Task instructions |
Scan the data below. Pull out each line where "คะแนน" occurs.

Data entries |
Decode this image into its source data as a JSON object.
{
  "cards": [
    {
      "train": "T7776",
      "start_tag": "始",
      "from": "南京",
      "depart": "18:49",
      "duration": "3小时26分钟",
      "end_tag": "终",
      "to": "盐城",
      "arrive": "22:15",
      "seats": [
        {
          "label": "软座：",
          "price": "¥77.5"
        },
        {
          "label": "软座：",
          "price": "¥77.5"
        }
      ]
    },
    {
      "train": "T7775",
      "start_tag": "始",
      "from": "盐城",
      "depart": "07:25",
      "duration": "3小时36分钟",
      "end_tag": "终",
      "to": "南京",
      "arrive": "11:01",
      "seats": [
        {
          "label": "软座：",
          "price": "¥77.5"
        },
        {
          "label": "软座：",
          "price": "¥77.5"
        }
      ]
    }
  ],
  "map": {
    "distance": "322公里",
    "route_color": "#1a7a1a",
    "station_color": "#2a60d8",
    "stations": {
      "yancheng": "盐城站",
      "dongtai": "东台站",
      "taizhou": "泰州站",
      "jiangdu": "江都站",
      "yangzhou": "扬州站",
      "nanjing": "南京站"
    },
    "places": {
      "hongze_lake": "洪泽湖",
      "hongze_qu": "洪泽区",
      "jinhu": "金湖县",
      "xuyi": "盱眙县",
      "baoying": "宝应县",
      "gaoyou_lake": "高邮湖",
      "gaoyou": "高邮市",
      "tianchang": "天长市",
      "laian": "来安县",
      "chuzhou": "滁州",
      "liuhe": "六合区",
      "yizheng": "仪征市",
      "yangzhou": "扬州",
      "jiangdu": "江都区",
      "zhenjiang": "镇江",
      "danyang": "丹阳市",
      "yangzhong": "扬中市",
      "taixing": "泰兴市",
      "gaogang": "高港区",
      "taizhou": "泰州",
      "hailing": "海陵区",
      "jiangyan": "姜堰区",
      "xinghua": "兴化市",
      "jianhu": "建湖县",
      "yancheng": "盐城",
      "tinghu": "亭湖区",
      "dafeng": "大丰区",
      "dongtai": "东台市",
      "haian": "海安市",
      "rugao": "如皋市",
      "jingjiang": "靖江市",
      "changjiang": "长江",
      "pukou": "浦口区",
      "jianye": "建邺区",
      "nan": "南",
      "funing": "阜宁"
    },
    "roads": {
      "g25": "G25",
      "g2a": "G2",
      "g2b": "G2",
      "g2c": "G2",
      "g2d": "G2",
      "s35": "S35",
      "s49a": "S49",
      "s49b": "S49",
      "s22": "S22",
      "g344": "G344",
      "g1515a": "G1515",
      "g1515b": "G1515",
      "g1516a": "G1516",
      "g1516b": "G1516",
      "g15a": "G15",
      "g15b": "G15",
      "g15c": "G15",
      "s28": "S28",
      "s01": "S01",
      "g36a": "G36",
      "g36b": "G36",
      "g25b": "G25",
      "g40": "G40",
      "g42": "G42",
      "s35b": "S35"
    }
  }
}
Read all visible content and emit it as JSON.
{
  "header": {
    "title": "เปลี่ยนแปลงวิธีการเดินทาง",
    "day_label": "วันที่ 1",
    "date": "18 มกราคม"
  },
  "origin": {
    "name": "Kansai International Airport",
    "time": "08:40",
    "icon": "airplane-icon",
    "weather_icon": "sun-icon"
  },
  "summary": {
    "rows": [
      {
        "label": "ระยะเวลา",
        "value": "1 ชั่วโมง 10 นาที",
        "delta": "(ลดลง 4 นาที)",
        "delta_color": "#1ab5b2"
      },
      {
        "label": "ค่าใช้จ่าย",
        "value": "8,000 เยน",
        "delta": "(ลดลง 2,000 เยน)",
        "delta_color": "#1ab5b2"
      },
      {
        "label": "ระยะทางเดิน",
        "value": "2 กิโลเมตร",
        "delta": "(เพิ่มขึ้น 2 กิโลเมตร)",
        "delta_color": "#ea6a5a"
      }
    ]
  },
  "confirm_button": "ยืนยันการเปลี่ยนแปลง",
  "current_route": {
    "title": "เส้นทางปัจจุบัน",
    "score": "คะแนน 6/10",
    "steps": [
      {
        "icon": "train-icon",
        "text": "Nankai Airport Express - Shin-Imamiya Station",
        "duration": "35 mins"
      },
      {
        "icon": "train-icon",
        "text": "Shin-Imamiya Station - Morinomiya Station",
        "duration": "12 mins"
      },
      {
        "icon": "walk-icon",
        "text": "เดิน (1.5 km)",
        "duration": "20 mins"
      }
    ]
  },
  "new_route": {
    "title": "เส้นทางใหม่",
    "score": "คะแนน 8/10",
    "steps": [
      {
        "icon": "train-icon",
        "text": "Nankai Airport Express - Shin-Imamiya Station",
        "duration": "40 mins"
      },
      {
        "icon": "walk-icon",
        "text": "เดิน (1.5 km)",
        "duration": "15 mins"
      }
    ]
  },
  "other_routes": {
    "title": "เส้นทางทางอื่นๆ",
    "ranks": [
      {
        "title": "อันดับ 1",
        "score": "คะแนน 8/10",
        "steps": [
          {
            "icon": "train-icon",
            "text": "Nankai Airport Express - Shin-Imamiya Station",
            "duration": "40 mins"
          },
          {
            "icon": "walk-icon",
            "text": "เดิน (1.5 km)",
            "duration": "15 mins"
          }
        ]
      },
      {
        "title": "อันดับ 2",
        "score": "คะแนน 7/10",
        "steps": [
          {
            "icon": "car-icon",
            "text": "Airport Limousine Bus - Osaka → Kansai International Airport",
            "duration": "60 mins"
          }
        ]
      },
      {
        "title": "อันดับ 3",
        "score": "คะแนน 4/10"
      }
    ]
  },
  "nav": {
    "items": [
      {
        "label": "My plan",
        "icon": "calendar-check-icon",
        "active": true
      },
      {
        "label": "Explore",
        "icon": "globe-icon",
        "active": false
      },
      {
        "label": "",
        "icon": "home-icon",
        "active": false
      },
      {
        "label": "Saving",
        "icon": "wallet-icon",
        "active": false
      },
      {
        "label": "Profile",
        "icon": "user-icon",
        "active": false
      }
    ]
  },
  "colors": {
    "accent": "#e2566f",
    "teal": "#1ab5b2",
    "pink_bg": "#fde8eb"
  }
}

Full output |
    "score": "คะแนน 6/10",
    "score": "คะแนน 8/10",
        "score": "คะแนน 8/10",
        "score": "คะแนน 7/10",
        "score": "คะแนน 4/10"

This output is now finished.